» Written request:
Your answer is a single number: the count of lines that contain the string "Month".

» Information shown:

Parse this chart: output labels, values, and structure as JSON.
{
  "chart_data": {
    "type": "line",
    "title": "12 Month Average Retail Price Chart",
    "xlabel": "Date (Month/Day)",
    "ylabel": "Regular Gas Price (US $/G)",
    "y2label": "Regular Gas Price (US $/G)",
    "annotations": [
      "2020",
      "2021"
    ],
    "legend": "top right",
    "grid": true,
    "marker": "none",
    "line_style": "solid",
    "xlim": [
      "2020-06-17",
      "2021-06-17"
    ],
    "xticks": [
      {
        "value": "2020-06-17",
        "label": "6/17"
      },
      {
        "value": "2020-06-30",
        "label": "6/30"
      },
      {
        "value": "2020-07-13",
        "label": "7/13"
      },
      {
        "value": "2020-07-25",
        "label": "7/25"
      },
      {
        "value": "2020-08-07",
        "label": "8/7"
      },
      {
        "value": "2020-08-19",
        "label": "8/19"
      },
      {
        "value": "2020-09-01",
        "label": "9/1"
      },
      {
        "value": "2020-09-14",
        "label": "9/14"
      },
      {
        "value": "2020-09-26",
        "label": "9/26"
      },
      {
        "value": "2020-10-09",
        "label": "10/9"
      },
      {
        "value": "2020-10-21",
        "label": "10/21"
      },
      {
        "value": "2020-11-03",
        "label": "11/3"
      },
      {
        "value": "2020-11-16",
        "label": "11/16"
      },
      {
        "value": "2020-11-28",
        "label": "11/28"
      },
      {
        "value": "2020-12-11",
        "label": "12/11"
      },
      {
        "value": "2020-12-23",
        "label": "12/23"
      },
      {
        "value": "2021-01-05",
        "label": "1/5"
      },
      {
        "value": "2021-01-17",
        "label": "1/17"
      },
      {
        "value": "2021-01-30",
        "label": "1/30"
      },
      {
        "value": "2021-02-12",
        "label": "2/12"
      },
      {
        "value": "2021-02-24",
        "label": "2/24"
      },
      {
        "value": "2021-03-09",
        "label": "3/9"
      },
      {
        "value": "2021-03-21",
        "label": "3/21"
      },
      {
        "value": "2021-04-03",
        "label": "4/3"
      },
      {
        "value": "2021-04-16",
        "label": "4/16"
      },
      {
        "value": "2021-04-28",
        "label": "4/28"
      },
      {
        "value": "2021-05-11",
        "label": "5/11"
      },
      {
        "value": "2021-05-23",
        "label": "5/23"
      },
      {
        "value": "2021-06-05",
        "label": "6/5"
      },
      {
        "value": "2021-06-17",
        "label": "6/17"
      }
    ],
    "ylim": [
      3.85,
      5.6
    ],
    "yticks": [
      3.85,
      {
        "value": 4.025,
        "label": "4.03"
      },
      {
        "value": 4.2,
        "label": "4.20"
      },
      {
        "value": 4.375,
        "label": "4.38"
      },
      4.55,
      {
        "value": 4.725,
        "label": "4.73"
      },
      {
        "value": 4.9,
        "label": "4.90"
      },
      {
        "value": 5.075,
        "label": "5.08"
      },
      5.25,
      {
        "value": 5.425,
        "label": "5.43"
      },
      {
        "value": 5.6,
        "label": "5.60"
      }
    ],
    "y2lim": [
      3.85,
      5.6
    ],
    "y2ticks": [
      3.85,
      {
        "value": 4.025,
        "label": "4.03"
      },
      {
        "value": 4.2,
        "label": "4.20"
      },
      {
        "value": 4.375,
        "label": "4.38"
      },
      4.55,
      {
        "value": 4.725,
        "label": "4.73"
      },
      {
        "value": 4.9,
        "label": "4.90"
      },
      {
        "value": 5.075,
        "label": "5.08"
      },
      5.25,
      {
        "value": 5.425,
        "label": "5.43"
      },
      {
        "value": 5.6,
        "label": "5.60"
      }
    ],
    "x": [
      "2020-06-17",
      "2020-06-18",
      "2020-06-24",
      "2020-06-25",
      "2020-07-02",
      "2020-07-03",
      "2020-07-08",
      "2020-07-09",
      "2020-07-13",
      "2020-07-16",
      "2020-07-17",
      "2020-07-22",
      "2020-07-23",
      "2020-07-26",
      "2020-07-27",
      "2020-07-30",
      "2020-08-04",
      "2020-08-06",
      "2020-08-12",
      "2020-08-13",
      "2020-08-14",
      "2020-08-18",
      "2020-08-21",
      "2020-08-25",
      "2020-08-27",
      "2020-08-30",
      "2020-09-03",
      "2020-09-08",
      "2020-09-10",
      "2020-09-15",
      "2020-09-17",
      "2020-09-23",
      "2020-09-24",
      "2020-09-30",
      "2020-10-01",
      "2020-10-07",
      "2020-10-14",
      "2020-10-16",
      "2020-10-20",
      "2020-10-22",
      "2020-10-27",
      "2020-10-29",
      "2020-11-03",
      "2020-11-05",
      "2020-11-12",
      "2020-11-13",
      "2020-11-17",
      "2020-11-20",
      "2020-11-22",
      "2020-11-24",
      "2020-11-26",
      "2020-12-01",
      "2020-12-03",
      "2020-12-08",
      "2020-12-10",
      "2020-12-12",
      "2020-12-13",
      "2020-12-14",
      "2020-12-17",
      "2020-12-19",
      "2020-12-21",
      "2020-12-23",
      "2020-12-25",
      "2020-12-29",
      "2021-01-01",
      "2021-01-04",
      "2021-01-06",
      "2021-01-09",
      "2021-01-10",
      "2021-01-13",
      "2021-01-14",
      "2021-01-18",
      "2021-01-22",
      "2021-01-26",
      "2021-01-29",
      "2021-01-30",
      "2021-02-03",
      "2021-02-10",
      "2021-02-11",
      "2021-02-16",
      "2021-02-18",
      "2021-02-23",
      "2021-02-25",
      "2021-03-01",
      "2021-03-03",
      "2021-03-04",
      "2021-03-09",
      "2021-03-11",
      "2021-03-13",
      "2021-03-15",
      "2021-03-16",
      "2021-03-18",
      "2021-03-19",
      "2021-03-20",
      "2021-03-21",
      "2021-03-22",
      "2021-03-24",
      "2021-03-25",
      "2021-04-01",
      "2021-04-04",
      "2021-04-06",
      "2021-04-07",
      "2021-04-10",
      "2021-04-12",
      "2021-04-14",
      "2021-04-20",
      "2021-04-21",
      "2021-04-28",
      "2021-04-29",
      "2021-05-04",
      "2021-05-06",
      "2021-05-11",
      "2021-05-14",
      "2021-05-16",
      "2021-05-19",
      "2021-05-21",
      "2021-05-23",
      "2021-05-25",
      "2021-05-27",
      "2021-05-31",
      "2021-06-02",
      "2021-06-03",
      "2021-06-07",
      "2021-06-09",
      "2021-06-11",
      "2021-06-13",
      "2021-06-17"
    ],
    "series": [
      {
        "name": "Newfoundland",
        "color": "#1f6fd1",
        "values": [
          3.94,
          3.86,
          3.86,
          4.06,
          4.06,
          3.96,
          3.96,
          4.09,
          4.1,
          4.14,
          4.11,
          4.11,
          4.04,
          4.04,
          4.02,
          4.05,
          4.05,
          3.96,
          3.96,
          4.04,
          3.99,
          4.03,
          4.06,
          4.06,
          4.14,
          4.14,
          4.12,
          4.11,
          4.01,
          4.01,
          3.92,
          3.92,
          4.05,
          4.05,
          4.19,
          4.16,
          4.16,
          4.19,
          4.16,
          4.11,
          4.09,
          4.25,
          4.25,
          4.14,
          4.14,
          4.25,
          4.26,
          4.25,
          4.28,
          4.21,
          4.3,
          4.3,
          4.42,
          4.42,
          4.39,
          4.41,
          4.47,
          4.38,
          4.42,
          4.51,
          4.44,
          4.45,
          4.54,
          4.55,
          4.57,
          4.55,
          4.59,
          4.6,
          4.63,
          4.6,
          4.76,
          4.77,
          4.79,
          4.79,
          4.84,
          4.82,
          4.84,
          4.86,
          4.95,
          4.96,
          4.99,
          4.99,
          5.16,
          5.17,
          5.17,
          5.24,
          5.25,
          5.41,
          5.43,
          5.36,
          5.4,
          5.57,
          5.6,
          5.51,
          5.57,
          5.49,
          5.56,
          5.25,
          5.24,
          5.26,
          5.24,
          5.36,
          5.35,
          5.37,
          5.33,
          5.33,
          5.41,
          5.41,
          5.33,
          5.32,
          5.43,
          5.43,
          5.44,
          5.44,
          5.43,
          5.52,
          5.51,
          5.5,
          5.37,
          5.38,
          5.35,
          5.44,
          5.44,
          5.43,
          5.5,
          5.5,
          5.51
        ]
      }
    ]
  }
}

» Solution to the exercise:
2